> **EXERCISE**
The complete listing should be restated exactly.

> **DATA PROVIDED**
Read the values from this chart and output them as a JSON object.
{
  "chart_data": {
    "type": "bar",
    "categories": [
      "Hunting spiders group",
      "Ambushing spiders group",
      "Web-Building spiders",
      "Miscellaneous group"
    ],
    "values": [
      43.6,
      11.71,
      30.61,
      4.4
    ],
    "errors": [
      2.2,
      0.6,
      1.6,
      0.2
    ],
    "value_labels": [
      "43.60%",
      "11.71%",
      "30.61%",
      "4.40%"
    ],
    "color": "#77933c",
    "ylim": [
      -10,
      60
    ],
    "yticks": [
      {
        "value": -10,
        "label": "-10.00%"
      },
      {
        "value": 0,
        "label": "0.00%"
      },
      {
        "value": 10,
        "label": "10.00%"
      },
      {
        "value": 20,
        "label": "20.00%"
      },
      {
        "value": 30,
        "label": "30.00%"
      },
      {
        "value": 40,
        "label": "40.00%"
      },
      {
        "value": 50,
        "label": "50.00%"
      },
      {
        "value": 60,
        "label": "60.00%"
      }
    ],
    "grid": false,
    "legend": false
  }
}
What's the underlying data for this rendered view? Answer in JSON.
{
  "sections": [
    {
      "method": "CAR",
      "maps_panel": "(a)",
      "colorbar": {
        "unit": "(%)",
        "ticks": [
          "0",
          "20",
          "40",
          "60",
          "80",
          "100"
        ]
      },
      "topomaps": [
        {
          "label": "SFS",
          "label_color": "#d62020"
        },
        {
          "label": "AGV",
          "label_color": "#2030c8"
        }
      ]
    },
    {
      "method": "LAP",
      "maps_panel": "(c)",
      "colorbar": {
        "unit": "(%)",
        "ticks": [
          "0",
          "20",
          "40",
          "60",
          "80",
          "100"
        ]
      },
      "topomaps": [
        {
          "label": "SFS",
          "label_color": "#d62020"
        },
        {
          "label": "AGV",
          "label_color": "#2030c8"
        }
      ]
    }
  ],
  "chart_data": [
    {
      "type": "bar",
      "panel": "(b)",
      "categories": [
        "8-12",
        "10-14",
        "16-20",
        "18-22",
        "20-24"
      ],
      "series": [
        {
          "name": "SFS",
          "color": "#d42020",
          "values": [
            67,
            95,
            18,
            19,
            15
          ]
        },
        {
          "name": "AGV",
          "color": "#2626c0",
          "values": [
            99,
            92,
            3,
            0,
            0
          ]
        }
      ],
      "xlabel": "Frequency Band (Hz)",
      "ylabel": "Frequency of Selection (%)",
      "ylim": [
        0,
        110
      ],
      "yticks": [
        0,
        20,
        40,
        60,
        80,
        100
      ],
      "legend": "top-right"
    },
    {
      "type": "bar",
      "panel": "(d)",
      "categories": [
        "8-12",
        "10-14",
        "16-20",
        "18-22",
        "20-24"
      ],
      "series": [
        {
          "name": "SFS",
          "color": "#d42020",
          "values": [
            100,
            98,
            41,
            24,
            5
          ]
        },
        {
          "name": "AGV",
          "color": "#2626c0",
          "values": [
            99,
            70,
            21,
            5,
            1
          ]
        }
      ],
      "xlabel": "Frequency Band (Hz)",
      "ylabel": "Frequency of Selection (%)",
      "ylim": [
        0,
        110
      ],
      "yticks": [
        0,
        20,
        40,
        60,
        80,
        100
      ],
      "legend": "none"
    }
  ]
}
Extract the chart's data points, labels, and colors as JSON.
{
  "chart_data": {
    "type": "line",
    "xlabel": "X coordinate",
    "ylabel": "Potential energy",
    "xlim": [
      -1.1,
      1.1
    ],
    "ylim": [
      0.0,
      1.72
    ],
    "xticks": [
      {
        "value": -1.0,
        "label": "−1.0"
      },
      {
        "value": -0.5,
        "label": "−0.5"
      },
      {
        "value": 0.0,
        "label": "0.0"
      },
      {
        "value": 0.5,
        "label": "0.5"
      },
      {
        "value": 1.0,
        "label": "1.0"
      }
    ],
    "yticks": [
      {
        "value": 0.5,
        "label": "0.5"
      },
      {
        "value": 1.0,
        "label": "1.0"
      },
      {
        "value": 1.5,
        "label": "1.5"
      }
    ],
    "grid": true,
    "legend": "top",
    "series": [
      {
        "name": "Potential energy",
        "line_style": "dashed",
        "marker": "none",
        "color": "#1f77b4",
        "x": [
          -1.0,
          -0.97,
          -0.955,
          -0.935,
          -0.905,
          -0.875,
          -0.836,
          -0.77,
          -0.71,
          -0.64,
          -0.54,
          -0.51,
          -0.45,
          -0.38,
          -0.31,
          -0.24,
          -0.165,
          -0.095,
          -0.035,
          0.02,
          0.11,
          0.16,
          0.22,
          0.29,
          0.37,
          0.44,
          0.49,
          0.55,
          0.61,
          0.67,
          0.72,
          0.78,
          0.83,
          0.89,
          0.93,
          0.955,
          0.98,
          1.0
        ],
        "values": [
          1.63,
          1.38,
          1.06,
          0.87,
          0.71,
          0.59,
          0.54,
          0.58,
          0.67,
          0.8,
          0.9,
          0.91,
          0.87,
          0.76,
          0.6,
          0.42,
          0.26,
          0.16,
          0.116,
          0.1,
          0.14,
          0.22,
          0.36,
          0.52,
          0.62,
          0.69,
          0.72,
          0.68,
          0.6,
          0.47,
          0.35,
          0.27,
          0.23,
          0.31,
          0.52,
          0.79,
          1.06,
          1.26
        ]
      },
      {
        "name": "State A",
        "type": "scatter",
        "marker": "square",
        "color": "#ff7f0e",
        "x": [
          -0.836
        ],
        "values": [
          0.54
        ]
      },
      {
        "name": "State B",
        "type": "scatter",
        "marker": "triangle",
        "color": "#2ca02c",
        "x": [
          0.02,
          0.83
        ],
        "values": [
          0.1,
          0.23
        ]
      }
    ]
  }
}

> **RESPONSE TO THE EXERCISE**
Read the values from this chart and output them as a JSON object.
{
  "chart_data": {
    "type": "bar",
    "categories": [
      "Hunting spiders group",
      "Ambushing spiders group",
      "Web-Building spiders",
      "Miscellaneous group"
    ],
    "values": [
      43.6,
      11.71,
      30.61,
      4.4
    ],
    "errors": [
      2.2,
      0.6,
      1.6,
      0.2
    ],
    "value_labels": [
      "43.60%",
      "11.71%",
      "30.61%",
      "4.40%"
    ],
    "color": "#77933c",
    "ylim": [
      -10,
      60
    ],
    "yticks": [
      {
        "value": -10,
        "label": "-10.00%"
      },
      {
        "value": 0,
        "label": "0.00%"
      },
      {
        "value": 10,
        "label": "10.00%"
      },
      {
        "value": 20,
        "label": "20.00%"
      },
      {
        "value": 30,
        "label": "30.00%"
      },
      {
        "value": 40,
        "label": "40.00%"
      },
      {
        "value": 50,
        "label": "50.00%"
      },
      {
        "value": 60,
        "label": "60.00%"
      }
    ],
    "grid": false,
    "legend": false
  }
}
What's the underlying data for this rendered view? Answer in JSON.
{
  "sections": [
    {
      "method": "CAR",
      "maps_panel": "(a)",
      "colorbar": {
        "unit": "(%)",
        "ticks": [
          "0",
          "20",
          "40",
          "60",
          "80",
          "100"
        ]
      },
      "topomaps": [
        {
          "label": "SFS",
          "label_color": "#d62020"
        },
        {
          "label": "AGV",
          "label_color": "#2030c8"
        }
      ]
    },
    {
      "method": "LAP",
      "maps_panel": "(c)",
      "colorbar": {
        "unit": "(%)",
        "ticks": [
          "0",
          "20",
          "40",
          "60",
          "80",
          "100"
        ]
      },
      "topomaps": [
        {
          "label": "SFS",
          "label_color": "#d62020"
        },
        {
          "label": "AGV",
          "label_color": "#2030c8"
        }
      ]
    }
  ],
  "chart_data": [
    {
      "type": "bar",
      "panel": "(b)",
      "categories": [
        "8-12",
        "10-14",
        "16-20",
        "18-22",
        "20-24"
      ],
      "series": [
        {
          "name": "SFS",
          "color": "#d42020",
          "values": [
            67,
            95,
            18,
            19,
            15
          ]
        },
        {
          "name": "AGV",
          "color": "#2626c0",
          "values": [
            99,
            92,
            3,
            0,
            0
          ]
        }
      ],
      "xlabel": "Frequency Band (Hz)",
      "ylabel": "Frequency of Selection (%)",
      "ylim": [
        0,
        110
      ],
      "yticks": [
        0,
        20,
        40,
        60,
        80,
        100
      ],
      "legend": "top-right"
    },
    {
      "type": "bar",
      "panel": "(d)",
      "categories": [
        "8-12",
        "10-14",
        "16-20",
        "18-22",
        "20-24"
      ],
      "series": [
        {
          "name": "SFS",
          "color": "#d42020",
          "values": [
            100,
            98,
            41,
            24,
            5
          ]
        },
        {
          "name": "AGV",
          "color": "#2626c0",
          "values": [
            99,
            70,
            21,
            5,
            1
          ]
        }
      ],
      "xlabel": "Frequency Band (Hz)",
      "ylabel": "Frequency of Selection (%)",
      "ylim": [
        0,
        110
      ],
      "yticks": [
        0,
        20,
        40,
        60,
        80,
        100
      ],
      "legend": "none"
    }
  ]
}
Extract the chart's data points, labels, and colors as JSON.
{
  "chart_data": {
    "type": "line",
    "xlabel": "X coordinate",
    "ylabel": "Potential energy",
    "xlim": [
      -1.1,
      1.1
    ],
    "ylim": [
      0.0,
      1.72
    ],
    "xticks": [
      {
        "value": -1.0,
        "label": "−1.0"
      },
      {
        "value": -0.5,
        "label": "−0.5"
      },
      {
        "value": 0.0,
        "label": "0.0"
      },
      {
        "value": 0.5,
        "label": "0.5"
      },
      {
        "value": 1.0,
        "label": "1.0"
      }
    ],
    "yticks": [
      {
        "value": 0.5,
        "label": "0.5"
      },
      {
        "value": 1.0,
        "label": "1.0"
      },
      {
        "value": 1.5,
        "label": "1.5"
      }
    ],
    "grid": true,
    "legend": "top",
    "series": [
      {
        "name": "Potential energy",
        "line_style": "dashed",
        "marker": "none",
        "color": "#1f77b4",
        "x": [
          -1.0,
          -0.97,
          -0.955,
          -0.935,
          -0.905,
          -0.875,
          -0.836,
          -0.77,
          -0.71,
          -0.64,
          -0.54,
          -0.51,
          -0.45,
          -0.38,
          -0.31,
          -0.24,
          -0.165,
          -0.095,
          -0.035,
          0.02,
          0.11,
          0.16,
          0.22,
          0.29,
          0.37,
          0.44,
          0.49,
          0.55,
          0.61,
          0.67,
          0.72,
          0.78,
          0.83,
          0.89,
          0.93,
          0.955,
          0.98,
          1.0
        ],
        "values": [
          1.63,
          1.38,
          1.06,
          0.87,
          0.71,
          0.59,
          0.54,
          0.58,
          0.67,
          0.8,
          0.9,
          0.91,
          0.87,
          0.76,
          0.6,
          0.42,
          0.26,
          0.16,
          0.116,
          0.1,
          0.14,
          0.22,
          0.36,
          0.52,
          0.62,
          0.69,
          0.72,
          0.68,
          0.6,
          0.47,
          0.35,
          0.27,
          0.23,
          0.31,
          0.52,
          0.79,
          1.06,
          1.26
        ]
      },
      {
        "name": "State A",
        "type": "scatter",
        "marker": "square",
        "color": "#ff7f0e",
        "x": [
          -0.836
        ],
        "values": [
          0.54
        ]
      },
      {
        "name": "State B",
        "type": "scatter",
        "marker": "triangle",
        "color": "#2ca02c",
        "x": [
          0.02,
          0.83
        ],
        "values": [
          0.1,
          0.23
        ]
      }
    ]
  }
}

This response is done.